[Items from a data source]
------------------------------------------------------------------------

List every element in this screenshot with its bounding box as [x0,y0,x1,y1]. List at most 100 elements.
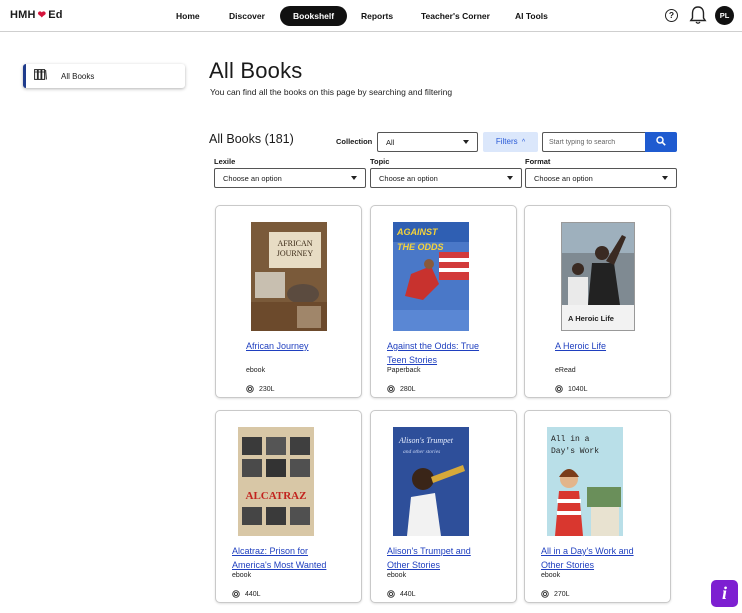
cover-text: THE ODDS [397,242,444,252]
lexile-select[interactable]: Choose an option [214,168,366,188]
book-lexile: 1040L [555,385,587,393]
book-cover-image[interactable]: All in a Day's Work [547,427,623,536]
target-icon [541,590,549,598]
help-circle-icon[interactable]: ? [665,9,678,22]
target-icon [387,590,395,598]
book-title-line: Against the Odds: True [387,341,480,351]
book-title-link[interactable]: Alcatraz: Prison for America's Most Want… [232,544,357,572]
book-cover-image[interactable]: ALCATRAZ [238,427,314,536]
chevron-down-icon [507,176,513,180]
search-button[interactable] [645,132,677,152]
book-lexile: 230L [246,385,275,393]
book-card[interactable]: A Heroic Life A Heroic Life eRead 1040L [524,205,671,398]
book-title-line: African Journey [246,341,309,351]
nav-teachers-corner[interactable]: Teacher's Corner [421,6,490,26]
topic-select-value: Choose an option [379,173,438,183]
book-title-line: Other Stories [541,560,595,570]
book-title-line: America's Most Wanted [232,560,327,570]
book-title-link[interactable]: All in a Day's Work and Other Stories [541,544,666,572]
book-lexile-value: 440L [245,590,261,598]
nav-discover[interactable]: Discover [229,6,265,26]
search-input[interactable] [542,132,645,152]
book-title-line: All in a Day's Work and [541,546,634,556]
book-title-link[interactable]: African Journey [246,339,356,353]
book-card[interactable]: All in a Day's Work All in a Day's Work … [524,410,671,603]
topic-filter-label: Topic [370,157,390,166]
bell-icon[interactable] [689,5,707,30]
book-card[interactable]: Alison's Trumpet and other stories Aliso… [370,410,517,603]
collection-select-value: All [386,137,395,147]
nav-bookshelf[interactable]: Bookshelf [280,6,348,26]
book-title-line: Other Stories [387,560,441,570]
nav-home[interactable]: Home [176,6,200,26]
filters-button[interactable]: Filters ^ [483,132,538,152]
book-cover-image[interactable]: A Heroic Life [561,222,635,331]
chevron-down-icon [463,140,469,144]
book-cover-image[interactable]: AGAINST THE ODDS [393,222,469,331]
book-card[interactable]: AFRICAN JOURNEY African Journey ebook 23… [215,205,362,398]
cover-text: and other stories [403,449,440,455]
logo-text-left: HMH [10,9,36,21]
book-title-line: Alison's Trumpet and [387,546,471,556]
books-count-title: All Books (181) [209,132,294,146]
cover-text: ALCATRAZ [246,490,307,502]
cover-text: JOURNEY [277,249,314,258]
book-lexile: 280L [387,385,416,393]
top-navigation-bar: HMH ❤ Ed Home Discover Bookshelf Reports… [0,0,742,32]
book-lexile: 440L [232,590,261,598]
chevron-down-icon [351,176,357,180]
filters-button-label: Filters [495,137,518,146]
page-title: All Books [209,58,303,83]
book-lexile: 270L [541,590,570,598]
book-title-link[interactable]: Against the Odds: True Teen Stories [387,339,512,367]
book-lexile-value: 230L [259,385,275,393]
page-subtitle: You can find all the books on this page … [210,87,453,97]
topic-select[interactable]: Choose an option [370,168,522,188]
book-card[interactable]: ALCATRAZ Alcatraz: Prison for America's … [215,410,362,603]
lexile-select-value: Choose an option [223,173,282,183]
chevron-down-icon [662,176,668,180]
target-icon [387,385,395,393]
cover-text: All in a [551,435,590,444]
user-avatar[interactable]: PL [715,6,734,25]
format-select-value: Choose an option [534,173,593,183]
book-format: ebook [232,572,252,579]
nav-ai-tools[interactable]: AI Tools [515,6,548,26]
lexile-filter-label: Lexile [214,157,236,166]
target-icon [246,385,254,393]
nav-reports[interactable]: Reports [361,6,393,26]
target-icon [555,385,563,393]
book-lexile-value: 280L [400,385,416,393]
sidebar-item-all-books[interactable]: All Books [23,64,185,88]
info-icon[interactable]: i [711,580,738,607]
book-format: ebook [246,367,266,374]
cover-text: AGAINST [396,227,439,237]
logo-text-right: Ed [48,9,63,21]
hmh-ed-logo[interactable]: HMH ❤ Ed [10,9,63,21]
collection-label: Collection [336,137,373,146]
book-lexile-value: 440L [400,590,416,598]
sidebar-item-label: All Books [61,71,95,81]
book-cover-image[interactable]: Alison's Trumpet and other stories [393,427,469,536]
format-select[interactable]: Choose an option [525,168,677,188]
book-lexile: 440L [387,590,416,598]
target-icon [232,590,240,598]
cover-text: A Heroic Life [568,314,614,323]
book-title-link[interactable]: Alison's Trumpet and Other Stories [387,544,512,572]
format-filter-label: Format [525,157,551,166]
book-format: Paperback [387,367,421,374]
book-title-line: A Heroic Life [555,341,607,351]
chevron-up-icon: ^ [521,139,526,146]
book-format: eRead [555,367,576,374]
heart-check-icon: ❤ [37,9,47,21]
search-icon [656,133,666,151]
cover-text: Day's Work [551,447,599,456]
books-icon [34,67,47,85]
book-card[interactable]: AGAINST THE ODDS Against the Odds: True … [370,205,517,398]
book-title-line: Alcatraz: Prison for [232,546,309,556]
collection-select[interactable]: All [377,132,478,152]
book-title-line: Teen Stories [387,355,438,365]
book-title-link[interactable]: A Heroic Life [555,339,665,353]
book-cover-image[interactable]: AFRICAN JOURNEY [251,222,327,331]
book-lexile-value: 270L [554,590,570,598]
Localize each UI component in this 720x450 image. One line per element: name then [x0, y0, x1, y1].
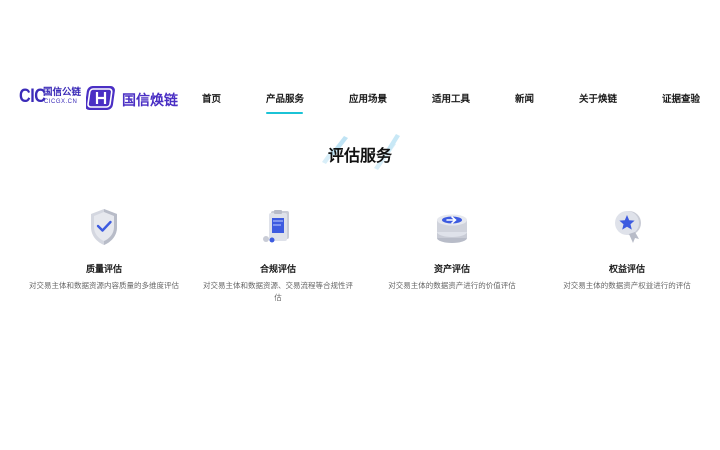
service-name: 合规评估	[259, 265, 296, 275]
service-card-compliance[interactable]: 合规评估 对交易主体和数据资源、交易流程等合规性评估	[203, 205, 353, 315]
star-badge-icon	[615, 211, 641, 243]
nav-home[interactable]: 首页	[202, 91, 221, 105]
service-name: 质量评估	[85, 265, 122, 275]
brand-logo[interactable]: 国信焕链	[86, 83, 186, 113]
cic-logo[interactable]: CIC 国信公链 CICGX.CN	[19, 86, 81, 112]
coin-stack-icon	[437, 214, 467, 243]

------------------------------------------------------------------------

Please copy all of the records above word for word, leaving the pictures out of your answer.

List every element in this screenshot with its bounding box as [x0,y0,x1,y1]. List at most 100 elements.
cover-text: THE ODDS [397,242,444,252]
lexile-select[interactable]: Choose an option [214,168,366,188]
book-lexile: 1040L [555,385,587,393]
book-cover-image[interactable]: All in a Day's Work [547,427,623,536]
target-icon [541,590,549,598]
help-circle-icon[interactable]: ? [665,9,678,22]
target-icon [387,590,395,598]
book-title-line: Against the Odds: True [387,341,480,351]
book-title-link[interactable]: Alcatraz: Prison for America's Most Want… [232,544,357,572]
book-cover-image[interactable]: ALCATRAZ [238,427,314,536]
chevron-down-icon [507,176,513,180]
search-button[interactable] [645,132,677,152]
book-lexile: 230L [246,385,275,393]
book-card[interactable]: A Heroic Life A Heroic Life eRead 1040L [524,205,671,398]
book-title-line: African Journey [246,341,309,351]
nav-teachers-corner[interactable]: Teacher's Corner [421,6,490,26]
topic-select-value: Choose an option [379,173,438,183]
book-title-line: Other Stories [541,560,595,570]
book-title-line: America's Most Wanted [232,560,327,570]
book-title-link[interactable]: All in a Day's Work and Other Stories [541,544,666,572]
book-lexile-value: 440L [245,590,261,598]
nav-discover[interactable]: Discover [229,6,265,26]
search-input[interactable] [542,132,645,152]
book-title-line: All in a Day's Work and [541,546,634,556]
book-title-link[interactable]: African Journey [246,339,356,353]
book-card[interactable]: All in a Day's Work All in a Day's Work … [524,410,671,603]
topic-filter-label: Topic [370,157,390,166]
bell-icon[interactable] [689,5,707,30]
book-card[interactable]: Alison's Trumpet and other stories Aliso… [370,410,517,603]
collection-select-value: All [386,137,395,147]
nav-bookshelf[interactable]: Bookshelf [280,6,348,26]
book-title-line: Other Stories [387,560,441,570]
nav-home[interactable]: Home [176,6,200,26]
filters-button[interactable]: Filters ^ [483,132,538,152]
book-cover-image[interactable]: A Heroic Life [561,222,635,331]
chevron-down-icon [463,140,469,144]
book-cover-image[interactable]: AGAINST THE ODDS [393,222,469,331]
book-card[interactable]: AFRICAN JOURNEY African Journey ebook 23… [215,205,362,398]
cover-text: and other stories [403,449,440,455]
logo-text-left: HMH [10,9,36,21]
book-title-line: Alison's Trumpet and [387,546,471,556]
books-count-title: All Books (181) [209,132,294,146]
cover-text: ALCATRAZ [246,490,307,502]
cover-text: JOURNEY [277,249,314,258]
book-lexile: 280L [387,385,416,393]
top-navigation-bar: HMH ❤ Ed Home Discover Bookshelf Reports… [0,0,742,32]
book-lexile: 440L [232,590,261,598]
chevron-down-icon [351,176,357,180]
filters-button-label: Filters [495,137,518,146]
page-title: All Books [209,58,303,83]
book-lexile: 270L [541,590,570,598]
book-title-link[interactable]: Against the Odds: True Teen Stories [387,339,512,367]
book-lexile-value: 230L [259,385,275,393]
page-subtitle: You can find all the books on this page … [210,87,453,97]
topic-select[interactable]: Choose an option [370,168,522,188]
book-card[interactable]: ALCATRAZ Alcatraz: Prison for America's … [215,410,362,603]
lexile-select-value: Choose an option [223,173,282,183]
chevron-down-icon [662,176,668,180]
target-icon [387,385,395,393]
cover-text: All in a [551,435,590,444]
user-avatar[interactable]: PL [715,6,734,25]
format-select-value: Choose an option [534,173,593,183]
book-format: ebook [232,572,252,579]
nav-ai-tools[interactable]: AI Tools [515,6,548,26]
lexile-filter-label: Lexile [214,157,236,166]
target-icon [246,385,254,393]
nav-reports[interactable]: Reports [361,6,393,26]
target-icon [555,385,563,393]
book-lexile-value: 280L [400,385,416,393]
sidebar-item-all-books[interactable]: All Books [23,64,185,88]
info-icon[interactable]: i [711,580,738,607]
book-format: ebook [246,367,266,374]
cover-text: AGAINST [396,227,439,237]
logo-text-right: Ed [48,9,63,21]
hmh-ed-logo[interactable]: HMH ❤ Ed [10,9,63,21]
collection-label: Collection [336,137,373,146]
book-lexile-value: 440L [400,590,416,598]
sidebar-item-label: All Books [61,71,95,81]
book-cover-image[interactable]: Alison's Trumpet and other stories [393,427,469,536]
format-select[interactable]: Choose an option [525,168,677,188]
book-lexile: 440L [387,590,416,598]
target-icon [232,590,240,598]
cover-text: A Heroic Life [568,314,614,323]
book-title-link[interactable]: Alison's Trumpet and Other Stories [387,544,512,572]
format-filter-label: Format [525,157,551,166]
book-format: Paperback [387,367,421,374]
book-title-line: A Heroic Life [555,341,607,351]
chevron-up-icon: ^ [521,139,526,146]
book-format: eRead [555,367,576,374]
heart-check-icon: ❤ [37,9,47,21]
search-icon [656,133,666,151]
cover-text: Day's Work [551,447,599,456]
books-icon [34,67,47,85]
book-card[interactable]: AGAINST THE ODDS Against the Odds: True … [370,205,517,398]
book-title-line: Alcatraz: Prison for [232,546,309,556]
collection-select[interactable]: All [377,132,478,152]
book-title-line: Teen Stories [387,355,438,365]
book-title-link[interactable]: A Heroic Life [555,339,665,353]
book-cover-image[interactable]: AFRICAN JOURNEY [251,222,327,331]
book-lexile-value: 270L [554,590,570,598]
Localize each UI component in this 720x450 image. One line per element: name then [x0, y0, x1, y1].
service-name: 合规评估	[259, 265, 296, 275]
service-card-compliance[interactable]: 合规评估 对交易主体和数据资源、交易流程等合规性评估	[203, 205, 353, 315]
star-badge-icon	[615, 211, 641, 243]
nav-home[interactable]: 首页	[202, 91, 221, 105]
service-name: 质量评估	[85, 265, 122, 275]
brand-logo[interactable]: 国信焕链	[86, 83, 186, 113]
cic-logo[interactable]: CIC 国信公链 CICGX.CN	[19, 86, 81, 112]
coin-stack-icon	[437, 214, 467, 243]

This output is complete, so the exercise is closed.